**Problem description:** Return all of the entries exactly, with nothing added or left out.

────────────────────────────────────────

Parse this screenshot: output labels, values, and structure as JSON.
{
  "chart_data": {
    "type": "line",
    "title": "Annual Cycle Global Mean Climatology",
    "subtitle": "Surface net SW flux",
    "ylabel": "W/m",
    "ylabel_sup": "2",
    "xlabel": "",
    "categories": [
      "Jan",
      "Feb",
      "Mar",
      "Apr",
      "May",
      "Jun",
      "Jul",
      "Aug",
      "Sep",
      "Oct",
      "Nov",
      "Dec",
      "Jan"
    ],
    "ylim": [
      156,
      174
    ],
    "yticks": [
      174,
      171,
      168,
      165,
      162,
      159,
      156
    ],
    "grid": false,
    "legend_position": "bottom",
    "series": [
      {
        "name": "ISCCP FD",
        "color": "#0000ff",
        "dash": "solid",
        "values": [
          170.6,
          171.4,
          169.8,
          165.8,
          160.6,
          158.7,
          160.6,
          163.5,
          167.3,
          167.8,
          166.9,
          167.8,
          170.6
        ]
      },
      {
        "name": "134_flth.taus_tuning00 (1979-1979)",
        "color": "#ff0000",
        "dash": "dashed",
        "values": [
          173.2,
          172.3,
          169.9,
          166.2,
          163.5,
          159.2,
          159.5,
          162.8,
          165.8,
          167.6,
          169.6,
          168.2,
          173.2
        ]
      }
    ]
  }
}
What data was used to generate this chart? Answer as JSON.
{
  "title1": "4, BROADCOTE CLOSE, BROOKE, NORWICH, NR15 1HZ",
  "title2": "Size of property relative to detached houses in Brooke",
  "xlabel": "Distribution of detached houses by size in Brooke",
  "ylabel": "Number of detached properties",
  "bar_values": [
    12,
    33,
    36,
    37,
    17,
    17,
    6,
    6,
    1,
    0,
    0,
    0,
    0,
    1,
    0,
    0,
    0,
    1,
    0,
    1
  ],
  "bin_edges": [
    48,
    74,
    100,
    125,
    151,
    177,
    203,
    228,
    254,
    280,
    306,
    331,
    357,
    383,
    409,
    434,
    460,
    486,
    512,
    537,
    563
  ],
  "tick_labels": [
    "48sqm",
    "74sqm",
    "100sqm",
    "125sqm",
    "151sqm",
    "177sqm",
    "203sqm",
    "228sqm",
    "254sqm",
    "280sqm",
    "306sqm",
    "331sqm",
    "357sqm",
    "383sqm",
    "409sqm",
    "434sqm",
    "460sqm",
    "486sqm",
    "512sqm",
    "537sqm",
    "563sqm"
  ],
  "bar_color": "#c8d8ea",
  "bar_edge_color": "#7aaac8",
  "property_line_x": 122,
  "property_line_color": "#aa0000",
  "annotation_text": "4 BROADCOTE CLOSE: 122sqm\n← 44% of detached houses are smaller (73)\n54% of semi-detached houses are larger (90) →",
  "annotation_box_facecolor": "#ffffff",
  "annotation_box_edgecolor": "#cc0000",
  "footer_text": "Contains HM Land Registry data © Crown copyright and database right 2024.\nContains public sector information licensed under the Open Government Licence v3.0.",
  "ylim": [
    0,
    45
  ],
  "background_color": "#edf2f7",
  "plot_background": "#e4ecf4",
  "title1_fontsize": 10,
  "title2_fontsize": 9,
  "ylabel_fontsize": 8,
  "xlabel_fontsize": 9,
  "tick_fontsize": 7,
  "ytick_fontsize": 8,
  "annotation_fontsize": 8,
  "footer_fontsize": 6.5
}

────────────────────────────────────────

**The answer:**
Parse this screenshot: output labels, values, and structure as JSON.
{
  "chart_data": {
    "type": "line",
    "title": "Annual Cycle Global Mean Climatology",
    "subtitle": "Surface net SW flux",
    "ylabel": "W/m",
    "ylabel_sup": "2",
    "xlabel": "",
    "categories": [
      "Jan",
      "Feb",
      "Mar",
      "Apr",
      "May",
      "Jun",
      "Jul",
      "Aug",
      "Sep",
      "Oct",
      "Nov",
      "Dec",
      "Jan"
    ],
    "ylim": [
      156,
      174
    ],
    "yticks": [
      174,
      171,
      168,
      165,
      162,
      159,
      156
    ],
    "grid": false,
    "legend_position": "bottom",
    "series": [
      {
        "name": "ISCCP FD",
        "color": "#0000ff",
        "dash": "solid",
        "values": [
          170.6,
          171.4,
          169.8,
          165.8,
          160.6,
          158.7,
          160.6,
          163.5,
          167.3,
          167.8,
          166.9,
          167.8,
          170.6
        ]
      },
      {
        "name": "134_flth.taus_tuning00 (1979-1979)",
        "color": "#ff0000",
        "dash": "dashed",
        "values": [
          173.2,
          172.3,
          169.9,
          166.2,
          163.5,
          159.2,
          159.5,
          162.8,
          165.8,
          167.6,
          169.6,
          168.2,
          173.2
        ]
      }
    ]
  }
}
What data was used to generate this chart? Answer as JSON.
{
  "title1": "4, BROADCOTE CLOSE, BROOKE, NORWICH, NR15 1HZ",
  "title2": "Size of property relative to detached houses in Brooke",
  "xlabel": "Distribution of detached houses by size in Brooke",
  "ylabel": "Number of detached properties",
  "bar_values": [
    12,
    33,
    36,
    37,
    17,
    17,
    6,
    6,
    1,
    0,
    0,
    0,
    0,
    1,
    0,
    0,
    0,
    1,
    0,
    1
  ],
  "bin_edges": [
    48,
    74,
    100,
    125,
    151,
    177,
    203,
    228,
    254,
    280,
    306,
    331,
    357,
    383,
    409,
    434,
    460,
    486,
    512,
    537,
    563
  ],
  "tick_labels": [
    "48sqm",
    "74sqm",
    "100sqm",
    "125sqm",
    "151sqm",
    "177sqm",
    "203sqm",
    "228sqm",
    "254sqm",
    "280sqm",
    "306sqm",
    "331sqm",
    "357sqm",
    "383sqm",
    "409sqm",
    "434sqm",
    "460sqm",
    "486sqm",
    "512sqm",
    "537sqm",
    "563sqm"
  ],
  "bar_color": "#c8d8ea",
  "bar_edge_color": "#7aaac8",
  "property_line_x": 122,
  "property_line_color": "#aa0000",
  "annotation_text": "4 BROADCOTE CLOSE: 122sqm\n← 44% of detached houses are smaller (73)\n54% of semi-detached houses are larger (90) →",
  "annotation_box_facecolor": "#ffffff",
  "annotation_box_edgecolor": "#cc0000",
  "footer_text": "Contains HM Land Registry data © Crown copyright and database right 2024.\nContains public sector information licensed under the Open Government Licence v3.0.",
  "ylim": [
    0,
    45
  ],
  "background_color": "#edf2f7",
  "plot_background": "#e4ecf4",
  "title1_fontsize": 10,
  "title2_fontsize": 9,
  "ylabel_fontsize": 8,
  "xlabel_fontsize": 9,
  "tick_fontsize": 7,
  "ytick_fontsize": 8,
  "annotation_fontsize": 8,
  "footer_fontsize": 6.5
}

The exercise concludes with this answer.